What is the number of lines in the data that hold the string "object"? Reply with that number only.
>> Begin Data extract
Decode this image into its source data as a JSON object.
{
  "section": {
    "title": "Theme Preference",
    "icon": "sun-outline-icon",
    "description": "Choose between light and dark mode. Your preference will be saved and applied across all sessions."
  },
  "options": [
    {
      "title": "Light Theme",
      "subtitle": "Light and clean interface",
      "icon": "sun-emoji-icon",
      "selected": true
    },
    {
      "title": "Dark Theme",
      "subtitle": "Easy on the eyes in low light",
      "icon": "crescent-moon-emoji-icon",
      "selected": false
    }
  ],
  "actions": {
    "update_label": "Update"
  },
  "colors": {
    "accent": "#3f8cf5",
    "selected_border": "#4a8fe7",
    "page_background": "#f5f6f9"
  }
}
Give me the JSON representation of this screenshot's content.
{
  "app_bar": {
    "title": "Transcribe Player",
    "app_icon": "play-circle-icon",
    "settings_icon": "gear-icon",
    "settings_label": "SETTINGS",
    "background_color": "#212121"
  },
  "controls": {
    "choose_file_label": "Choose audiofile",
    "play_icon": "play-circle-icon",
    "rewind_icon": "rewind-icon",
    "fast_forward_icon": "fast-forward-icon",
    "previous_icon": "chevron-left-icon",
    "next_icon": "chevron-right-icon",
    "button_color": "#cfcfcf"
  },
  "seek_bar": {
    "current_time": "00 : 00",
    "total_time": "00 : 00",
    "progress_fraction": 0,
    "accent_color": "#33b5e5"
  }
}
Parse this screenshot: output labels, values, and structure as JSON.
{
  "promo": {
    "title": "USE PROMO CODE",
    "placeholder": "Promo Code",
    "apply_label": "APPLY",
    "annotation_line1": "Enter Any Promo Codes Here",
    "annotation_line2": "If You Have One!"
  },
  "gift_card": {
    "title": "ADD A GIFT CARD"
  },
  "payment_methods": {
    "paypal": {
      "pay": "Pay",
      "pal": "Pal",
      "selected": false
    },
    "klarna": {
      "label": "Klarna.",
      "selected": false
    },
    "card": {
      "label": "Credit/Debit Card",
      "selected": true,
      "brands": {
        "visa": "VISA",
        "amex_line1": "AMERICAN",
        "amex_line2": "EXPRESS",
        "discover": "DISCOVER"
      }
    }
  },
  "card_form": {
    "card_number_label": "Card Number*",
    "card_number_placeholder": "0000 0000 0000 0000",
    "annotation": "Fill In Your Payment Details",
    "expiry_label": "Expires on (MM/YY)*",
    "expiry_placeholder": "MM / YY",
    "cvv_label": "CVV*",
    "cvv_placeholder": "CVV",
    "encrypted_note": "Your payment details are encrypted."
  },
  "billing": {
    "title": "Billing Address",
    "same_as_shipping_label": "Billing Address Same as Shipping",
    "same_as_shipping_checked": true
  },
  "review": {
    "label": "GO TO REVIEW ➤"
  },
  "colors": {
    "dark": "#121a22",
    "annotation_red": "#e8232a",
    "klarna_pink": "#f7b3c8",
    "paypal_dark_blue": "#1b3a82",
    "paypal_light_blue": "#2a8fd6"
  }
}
>> End Data extract
>> Begin Data extract
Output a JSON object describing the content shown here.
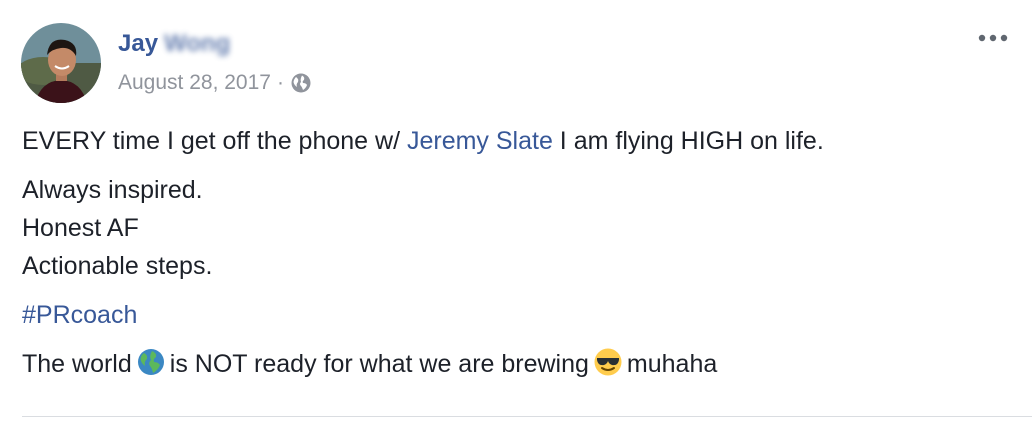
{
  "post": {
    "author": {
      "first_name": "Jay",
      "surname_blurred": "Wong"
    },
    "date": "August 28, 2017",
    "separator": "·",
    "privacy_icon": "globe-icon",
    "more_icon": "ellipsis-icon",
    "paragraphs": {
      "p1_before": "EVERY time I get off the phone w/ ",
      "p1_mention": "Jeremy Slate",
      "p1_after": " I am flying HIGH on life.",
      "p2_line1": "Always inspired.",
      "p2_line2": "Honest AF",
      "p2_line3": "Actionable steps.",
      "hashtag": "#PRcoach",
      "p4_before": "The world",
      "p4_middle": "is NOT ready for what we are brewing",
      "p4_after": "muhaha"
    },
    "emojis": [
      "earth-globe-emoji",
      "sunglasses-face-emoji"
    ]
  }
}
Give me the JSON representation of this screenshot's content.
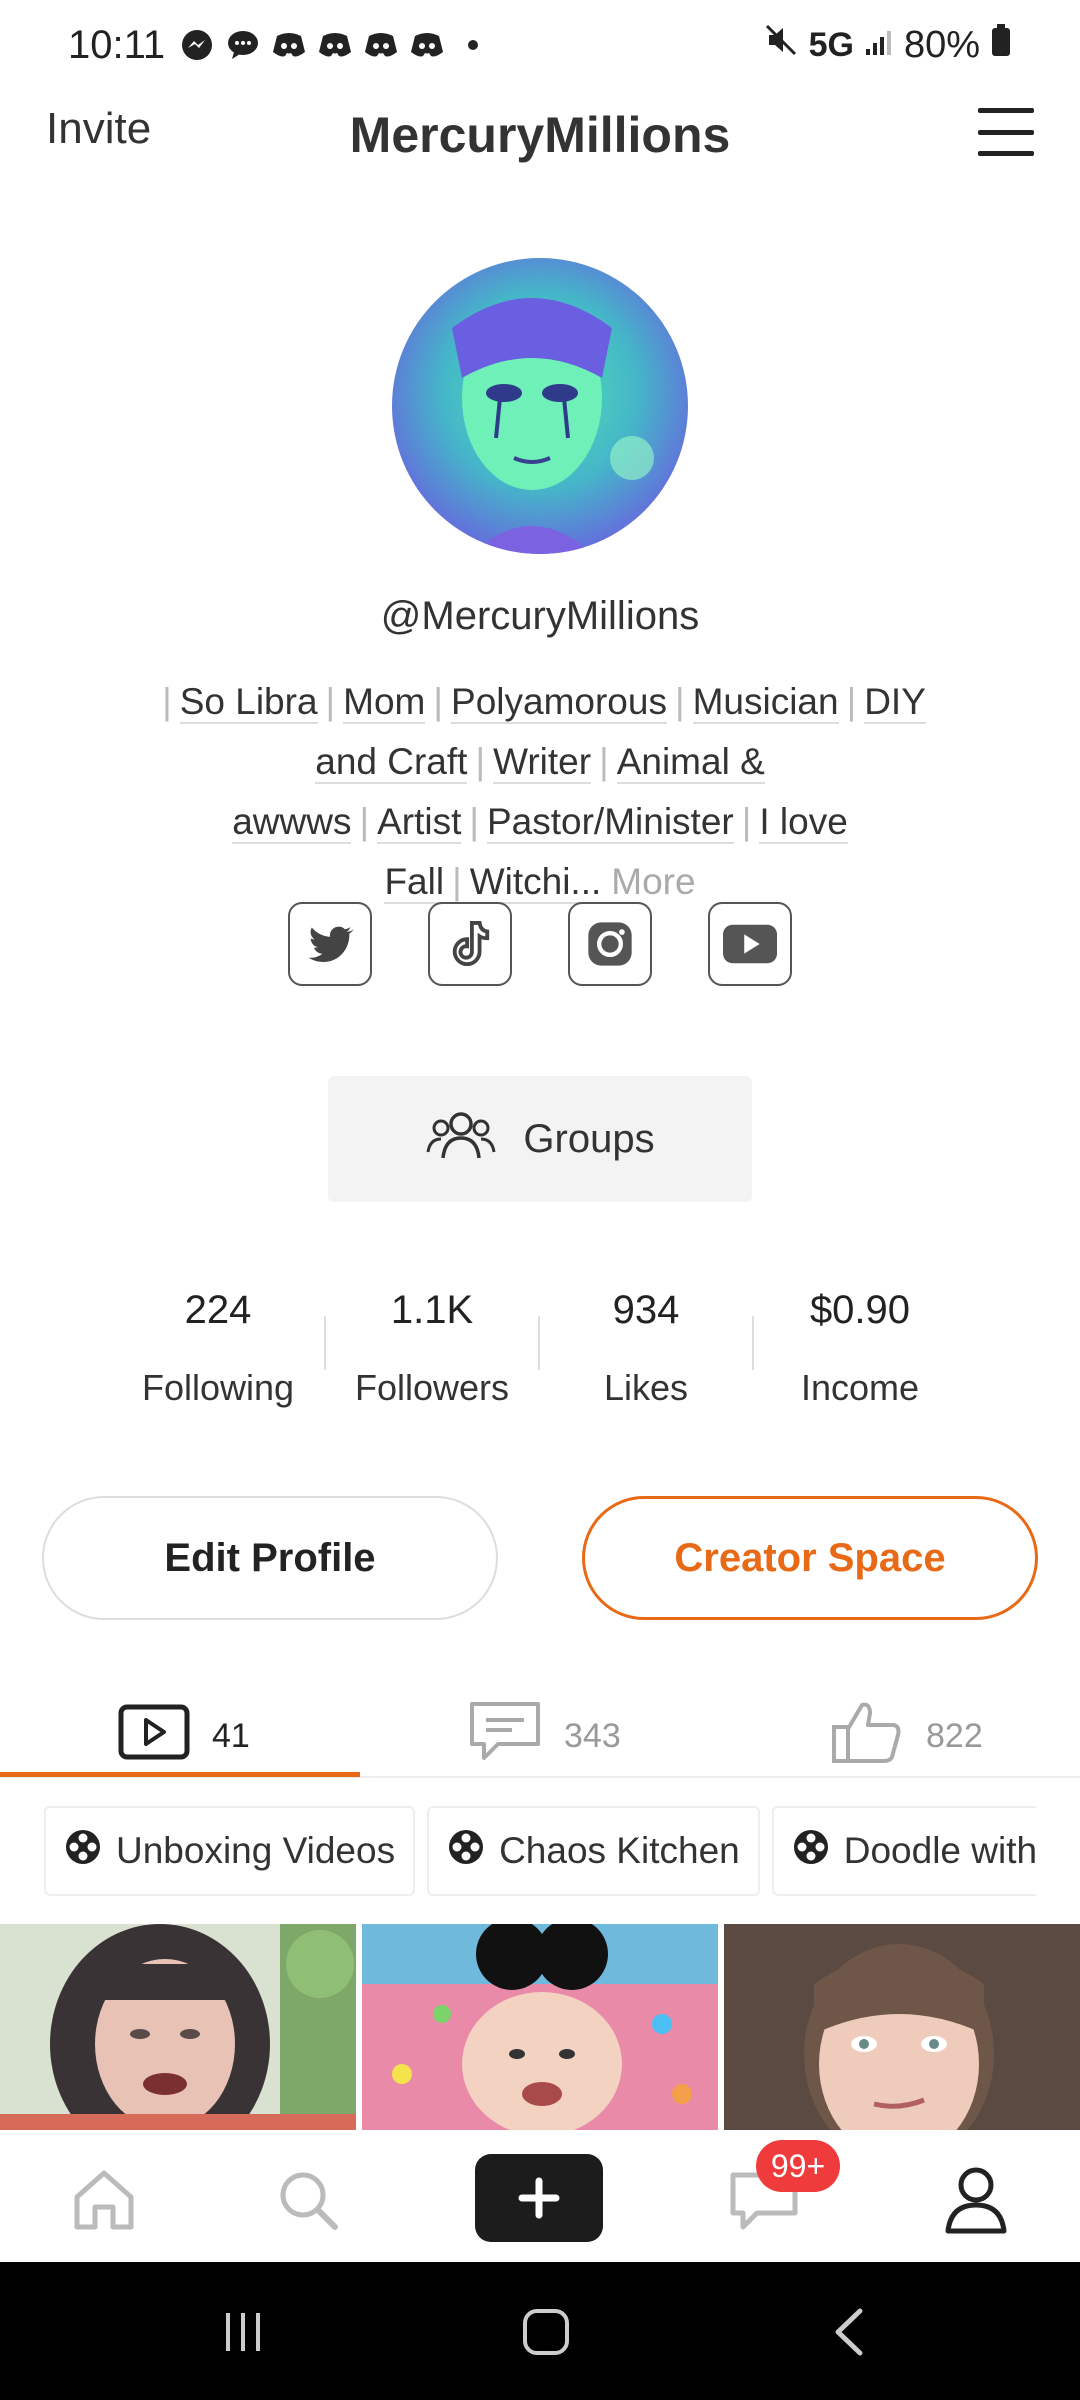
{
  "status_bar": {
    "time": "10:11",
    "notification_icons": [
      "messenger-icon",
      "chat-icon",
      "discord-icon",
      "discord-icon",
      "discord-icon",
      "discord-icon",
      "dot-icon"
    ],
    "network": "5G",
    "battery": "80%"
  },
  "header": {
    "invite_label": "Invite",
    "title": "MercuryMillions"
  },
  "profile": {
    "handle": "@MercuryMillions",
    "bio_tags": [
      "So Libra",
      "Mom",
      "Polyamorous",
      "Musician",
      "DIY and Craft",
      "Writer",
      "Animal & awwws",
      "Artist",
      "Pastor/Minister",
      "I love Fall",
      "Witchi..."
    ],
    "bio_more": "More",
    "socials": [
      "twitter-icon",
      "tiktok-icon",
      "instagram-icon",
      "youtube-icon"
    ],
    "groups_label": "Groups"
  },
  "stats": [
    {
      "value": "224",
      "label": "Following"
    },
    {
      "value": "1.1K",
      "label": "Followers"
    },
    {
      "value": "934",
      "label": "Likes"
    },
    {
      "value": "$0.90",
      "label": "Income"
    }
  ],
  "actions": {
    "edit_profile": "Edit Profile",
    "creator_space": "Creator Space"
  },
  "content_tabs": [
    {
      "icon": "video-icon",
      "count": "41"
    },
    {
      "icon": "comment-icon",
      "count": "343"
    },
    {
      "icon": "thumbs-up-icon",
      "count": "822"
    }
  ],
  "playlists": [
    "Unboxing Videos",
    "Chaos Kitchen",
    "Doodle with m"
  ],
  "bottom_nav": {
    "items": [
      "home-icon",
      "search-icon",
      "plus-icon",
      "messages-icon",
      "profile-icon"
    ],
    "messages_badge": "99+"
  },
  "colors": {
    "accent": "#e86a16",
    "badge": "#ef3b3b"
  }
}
>> End Data extract
Solution to the problem
2